((

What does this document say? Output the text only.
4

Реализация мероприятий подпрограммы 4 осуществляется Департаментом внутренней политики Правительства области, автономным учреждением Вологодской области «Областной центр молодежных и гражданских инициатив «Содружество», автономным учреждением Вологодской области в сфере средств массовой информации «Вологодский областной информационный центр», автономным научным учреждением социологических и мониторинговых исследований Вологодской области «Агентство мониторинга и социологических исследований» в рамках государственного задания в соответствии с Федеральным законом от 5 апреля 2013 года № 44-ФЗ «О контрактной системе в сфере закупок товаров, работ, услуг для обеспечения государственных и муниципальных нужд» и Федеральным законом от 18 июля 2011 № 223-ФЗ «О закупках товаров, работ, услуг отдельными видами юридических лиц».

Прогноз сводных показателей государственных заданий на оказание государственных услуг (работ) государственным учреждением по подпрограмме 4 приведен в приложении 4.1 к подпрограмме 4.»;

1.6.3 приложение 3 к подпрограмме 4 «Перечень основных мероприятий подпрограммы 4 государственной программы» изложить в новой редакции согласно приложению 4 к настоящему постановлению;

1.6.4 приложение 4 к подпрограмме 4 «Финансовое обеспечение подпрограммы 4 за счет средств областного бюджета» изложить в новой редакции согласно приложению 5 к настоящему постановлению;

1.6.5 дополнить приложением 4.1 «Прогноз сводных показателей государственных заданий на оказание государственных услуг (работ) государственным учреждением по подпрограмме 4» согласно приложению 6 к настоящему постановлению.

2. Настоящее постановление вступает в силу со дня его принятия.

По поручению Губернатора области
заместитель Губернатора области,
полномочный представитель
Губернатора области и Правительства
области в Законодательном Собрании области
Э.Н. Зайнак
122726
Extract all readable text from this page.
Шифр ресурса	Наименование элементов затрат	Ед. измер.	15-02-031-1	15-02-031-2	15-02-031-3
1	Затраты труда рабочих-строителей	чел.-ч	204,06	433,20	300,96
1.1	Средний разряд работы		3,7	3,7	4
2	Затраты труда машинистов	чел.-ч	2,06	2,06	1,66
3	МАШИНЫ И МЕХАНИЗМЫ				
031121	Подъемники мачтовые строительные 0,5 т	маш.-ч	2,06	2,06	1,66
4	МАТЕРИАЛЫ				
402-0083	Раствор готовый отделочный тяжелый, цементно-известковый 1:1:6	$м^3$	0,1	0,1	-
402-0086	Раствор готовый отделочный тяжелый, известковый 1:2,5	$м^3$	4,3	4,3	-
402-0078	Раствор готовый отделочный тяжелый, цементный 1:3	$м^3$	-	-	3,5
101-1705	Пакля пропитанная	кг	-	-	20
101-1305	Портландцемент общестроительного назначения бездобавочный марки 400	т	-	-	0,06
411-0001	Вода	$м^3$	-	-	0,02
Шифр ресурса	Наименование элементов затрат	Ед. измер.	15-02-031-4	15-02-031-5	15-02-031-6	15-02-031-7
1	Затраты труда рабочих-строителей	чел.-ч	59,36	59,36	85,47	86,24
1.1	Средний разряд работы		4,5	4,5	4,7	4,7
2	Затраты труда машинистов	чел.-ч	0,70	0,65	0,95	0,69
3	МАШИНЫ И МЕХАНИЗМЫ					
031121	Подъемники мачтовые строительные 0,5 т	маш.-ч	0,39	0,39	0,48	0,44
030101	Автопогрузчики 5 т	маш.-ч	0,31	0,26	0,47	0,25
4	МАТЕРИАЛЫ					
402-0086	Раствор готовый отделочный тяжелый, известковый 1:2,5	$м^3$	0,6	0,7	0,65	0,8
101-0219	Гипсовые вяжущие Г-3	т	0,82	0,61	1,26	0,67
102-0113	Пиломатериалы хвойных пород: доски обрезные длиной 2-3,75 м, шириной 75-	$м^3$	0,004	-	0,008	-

))

Which lines contain the word "известковый"? Copy each one.

402-0083	Раствор готовый отделочный тяжелый, цементно-известковый 1:1:6	$м^3$	0,1	0,1	-
402-0086	Раствор готовый отделочный тяжелый, известковый 1:2,5	$м^3$	4,3	4,3	-
402-0086	Раствор готовый отделочный тяжелый, известковый 1:2,5	$м^3$	0,6	0,7	0,65	0,8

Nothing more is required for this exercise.